Qué escribir >> Sigue escribiendo el texto sobre la Comunicación Popular justo después de su última oración.

Texto de partida >>
____________________

Esto, siendo en primer lugar una serie de actos movilizadores que remueven el escenario de lo público, confirma a su vez dos cosas de orden analítico: por un lado, que la apropiación del ejercicio comunicacional para el uso popular y comunitario, a pesar de que tiene antecedentes y puede rastrearse desde finales de los años cuarenta en América Latina (Gumucio-Dagrón, 2001), maximiza sus posibilidades en la creciente tecnologización actual, permitiendo un nivel de observación, vigilancia y diálogo desde frentes no oficiales, subalternos, capaces de romper la distinción de seres fónico-lógicos al manifestar la condición de igualdad de sus participantes para debatir sobre lo común. Lo segundo que se confirma es que la Comunicación Popular puede, si así lo estima, alejarse del mediocentrismo acostumbrado y desbordar las plataformas tradicionales de comunicación, tal como propone Downing (2001) en Radical Media, quien entiende los ejercicios alternativos —o más bien radicales— no sólo en la utilización técnica de la radio, el video, la prensa o internet, sino también en manifestaciones que van desde el teatro callejero hasta los murales, la danza y el canto, haciendo notorio que la Comunicación Popular no necesariamente responde a las formas producidas por los mercados dominantes, sino que es capaz de agrupar todas las formas de expresión que, en su ejercicio, cuestionan un reparto determinado de lo común, de lo sensible.
Por cierto, a Chile se suman otros países como Ecuador, Honduras y Colombia —sólo por mencionar algunos casos—, que durante 2019 experimentaron manifestaciones similares, llegando incluso a especularse sobre una «primavera latinoamericana». Sin duda, este panorama obliga a repensar las maneras en que concebimos las discusiones sobre lo común, a poner atención en las irrupciones populares en la escena pública y a admitir que nuevas distribuciones de la palabra son posibles. Considérese esto como una de las motivaciones principales de este trabajo: el intento, esta vez, es por justificar la Comunicación Popular como condición de la política misma.

____________________

Datos registrados >>
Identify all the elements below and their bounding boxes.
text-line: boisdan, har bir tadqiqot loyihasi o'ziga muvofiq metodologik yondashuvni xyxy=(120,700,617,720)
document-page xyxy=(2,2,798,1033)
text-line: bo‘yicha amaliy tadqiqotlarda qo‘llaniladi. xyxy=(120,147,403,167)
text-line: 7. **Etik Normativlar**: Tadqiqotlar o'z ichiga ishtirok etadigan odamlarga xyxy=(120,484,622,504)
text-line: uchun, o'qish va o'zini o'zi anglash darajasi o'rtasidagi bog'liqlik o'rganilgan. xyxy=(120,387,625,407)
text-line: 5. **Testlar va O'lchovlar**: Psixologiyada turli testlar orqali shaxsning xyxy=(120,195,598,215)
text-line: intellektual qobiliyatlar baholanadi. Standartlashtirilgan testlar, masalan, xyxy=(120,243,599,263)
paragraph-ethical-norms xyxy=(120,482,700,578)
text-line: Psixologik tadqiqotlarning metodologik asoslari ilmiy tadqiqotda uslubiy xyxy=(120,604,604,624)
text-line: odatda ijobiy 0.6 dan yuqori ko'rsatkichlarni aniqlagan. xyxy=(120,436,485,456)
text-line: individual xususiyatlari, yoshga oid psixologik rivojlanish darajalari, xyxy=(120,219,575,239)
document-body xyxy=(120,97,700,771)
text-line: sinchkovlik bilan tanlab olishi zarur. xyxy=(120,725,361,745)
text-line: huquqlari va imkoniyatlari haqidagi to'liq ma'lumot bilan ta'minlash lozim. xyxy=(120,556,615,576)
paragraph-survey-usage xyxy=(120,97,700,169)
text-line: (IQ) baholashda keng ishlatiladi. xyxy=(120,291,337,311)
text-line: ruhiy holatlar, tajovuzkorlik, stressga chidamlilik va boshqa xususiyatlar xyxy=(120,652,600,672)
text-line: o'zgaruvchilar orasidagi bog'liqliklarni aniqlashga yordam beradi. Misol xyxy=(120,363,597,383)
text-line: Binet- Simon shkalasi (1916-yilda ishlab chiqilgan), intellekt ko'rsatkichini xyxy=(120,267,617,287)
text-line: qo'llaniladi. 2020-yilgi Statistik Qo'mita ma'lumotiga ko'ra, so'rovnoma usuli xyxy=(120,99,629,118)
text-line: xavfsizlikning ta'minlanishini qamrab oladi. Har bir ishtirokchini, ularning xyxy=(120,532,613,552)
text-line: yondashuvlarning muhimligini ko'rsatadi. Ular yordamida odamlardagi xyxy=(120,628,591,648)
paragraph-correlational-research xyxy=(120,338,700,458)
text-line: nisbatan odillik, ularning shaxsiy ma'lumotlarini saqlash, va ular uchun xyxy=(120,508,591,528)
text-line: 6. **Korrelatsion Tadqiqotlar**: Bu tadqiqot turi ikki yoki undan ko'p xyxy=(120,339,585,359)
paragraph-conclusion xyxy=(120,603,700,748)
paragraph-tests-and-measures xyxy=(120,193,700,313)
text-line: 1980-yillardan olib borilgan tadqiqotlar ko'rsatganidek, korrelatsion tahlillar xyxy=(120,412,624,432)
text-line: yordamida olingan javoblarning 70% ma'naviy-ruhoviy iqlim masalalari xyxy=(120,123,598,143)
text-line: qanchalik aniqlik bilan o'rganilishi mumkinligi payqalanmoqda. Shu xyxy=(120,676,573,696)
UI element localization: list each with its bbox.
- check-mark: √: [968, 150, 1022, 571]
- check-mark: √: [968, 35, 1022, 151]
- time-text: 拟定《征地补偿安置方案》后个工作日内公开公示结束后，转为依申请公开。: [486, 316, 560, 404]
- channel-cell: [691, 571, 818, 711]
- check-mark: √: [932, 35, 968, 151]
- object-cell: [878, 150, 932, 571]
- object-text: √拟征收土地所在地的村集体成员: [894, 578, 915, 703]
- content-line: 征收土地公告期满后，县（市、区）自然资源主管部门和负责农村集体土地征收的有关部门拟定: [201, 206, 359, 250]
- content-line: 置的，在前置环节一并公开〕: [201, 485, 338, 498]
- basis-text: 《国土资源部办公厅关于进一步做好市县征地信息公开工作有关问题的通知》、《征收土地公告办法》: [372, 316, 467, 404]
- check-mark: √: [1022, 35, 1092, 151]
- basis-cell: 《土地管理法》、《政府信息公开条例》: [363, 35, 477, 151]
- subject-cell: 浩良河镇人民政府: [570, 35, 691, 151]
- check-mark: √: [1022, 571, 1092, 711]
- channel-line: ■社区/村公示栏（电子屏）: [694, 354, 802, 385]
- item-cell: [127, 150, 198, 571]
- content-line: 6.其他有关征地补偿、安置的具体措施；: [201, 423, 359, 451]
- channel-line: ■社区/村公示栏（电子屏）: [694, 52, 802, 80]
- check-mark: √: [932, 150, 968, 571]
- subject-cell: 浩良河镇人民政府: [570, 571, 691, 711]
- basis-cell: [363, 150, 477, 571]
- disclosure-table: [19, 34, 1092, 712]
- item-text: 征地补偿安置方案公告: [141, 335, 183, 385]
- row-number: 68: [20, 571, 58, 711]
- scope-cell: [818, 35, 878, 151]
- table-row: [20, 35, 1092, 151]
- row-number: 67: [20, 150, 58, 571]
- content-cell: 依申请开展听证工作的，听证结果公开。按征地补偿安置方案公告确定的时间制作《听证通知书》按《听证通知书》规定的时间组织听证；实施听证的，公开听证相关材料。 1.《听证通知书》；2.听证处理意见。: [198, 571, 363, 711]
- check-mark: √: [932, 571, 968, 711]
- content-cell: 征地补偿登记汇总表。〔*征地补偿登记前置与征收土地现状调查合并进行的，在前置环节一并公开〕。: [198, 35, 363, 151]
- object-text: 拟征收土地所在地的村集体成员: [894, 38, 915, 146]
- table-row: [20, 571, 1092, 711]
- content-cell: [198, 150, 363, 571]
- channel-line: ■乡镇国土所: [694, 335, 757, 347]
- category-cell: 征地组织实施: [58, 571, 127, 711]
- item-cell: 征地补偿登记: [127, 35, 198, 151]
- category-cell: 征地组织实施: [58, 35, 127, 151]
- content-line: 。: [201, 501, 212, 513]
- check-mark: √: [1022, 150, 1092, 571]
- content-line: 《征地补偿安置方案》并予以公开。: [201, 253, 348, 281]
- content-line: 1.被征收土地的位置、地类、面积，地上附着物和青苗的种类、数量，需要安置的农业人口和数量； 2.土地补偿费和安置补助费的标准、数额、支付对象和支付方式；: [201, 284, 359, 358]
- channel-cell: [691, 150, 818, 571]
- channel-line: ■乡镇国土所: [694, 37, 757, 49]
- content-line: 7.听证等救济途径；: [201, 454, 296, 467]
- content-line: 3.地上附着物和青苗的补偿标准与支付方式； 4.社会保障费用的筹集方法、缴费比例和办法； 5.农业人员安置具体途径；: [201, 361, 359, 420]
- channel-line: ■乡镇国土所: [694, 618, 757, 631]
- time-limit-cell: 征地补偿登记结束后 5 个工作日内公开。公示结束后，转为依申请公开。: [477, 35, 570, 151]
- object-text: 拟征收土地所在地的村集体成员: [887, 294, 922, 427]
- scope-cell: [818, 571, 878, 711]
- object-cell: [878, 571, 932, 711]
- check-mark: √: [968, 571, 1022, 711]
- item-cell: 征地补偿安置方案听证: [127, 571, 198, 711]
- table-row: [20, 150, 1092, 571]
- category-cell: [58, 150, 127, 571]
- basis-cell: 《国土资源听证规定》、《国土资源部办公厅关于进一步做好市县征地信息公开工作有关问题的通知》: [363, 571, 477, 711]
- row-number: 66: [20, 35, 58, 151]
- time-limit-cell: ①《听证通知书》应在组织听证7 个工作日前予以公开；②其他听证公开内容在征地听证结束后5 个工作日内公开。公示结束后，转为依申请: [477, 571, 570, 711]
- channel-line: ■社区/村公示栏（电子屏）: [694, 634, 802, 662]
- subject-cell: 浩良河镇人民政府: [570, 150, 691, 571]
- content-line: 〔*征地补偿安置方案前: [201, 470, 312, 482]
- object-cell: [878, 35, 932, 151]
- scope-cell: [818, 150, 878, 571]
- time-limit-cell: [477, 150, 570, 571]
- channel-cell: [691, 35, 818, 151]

____________________

Tu respuesta >>
Hablar de Comunicación Popular remite, de forma inevitable, al pueblo. Pero ¿de qué hablamos cuando hablamos de pueblo? Para el francés Badiou (2014), existen al menos cuatro definiciones —de las que identifica dos como negativas y otras dos como positivas— desde las que podríamos obtener respuestas.
La primera definición corresponde a aquella que remite a una identidad cerrada, nacional o racial. Es decir, el «pueblo chileno», el «pueblo francés», el «pueblo mexicano». Esta concepción, como indica también García Canclini, tiene un carácter biológico-telúrico que entiende al pueblo como un «conjunto de individuos unidos por lazos naturales —el espacio geográfico, la raza— e irracionales —el amor a una misma tierra, la religión—, sin tomar en cuenta las diferencias sociales» (2004: 155), al mismo tiempo que establece los límites con aquellos que no tienen el derecho de ser parte. En definitiva, el concepto de pueblo como identidad remite a la idea de nación y afirma la relación privilegiada que un grupo guarda con el Estado (Khiari, 2014: 89).
Esta forma de entender al pueblo constituye para Badiou la primera definición negativa de pueblo. La segunda, muy de la mano de ella, es la que designa al pueblo oficial, que no es otra cosa sino la multitud de clase media capaz de voto de las democracias parlamentarias y que ha sido sometida por el Estado. El pueblo aquí es:
[…] el conjunto satisfecho de la gente de clase media, que se hace masa para que el poder de la oligarquía capitalista pueda ser considerado democráticamente legítimo, […] una clase media libre de consumir los vanos productos con los que la atiborra el capital y libre de decir lo que quiere, también, mientras que ese decir carezca de todo efecto sobre el mecanismo general (Badiou, 2014: 16-17).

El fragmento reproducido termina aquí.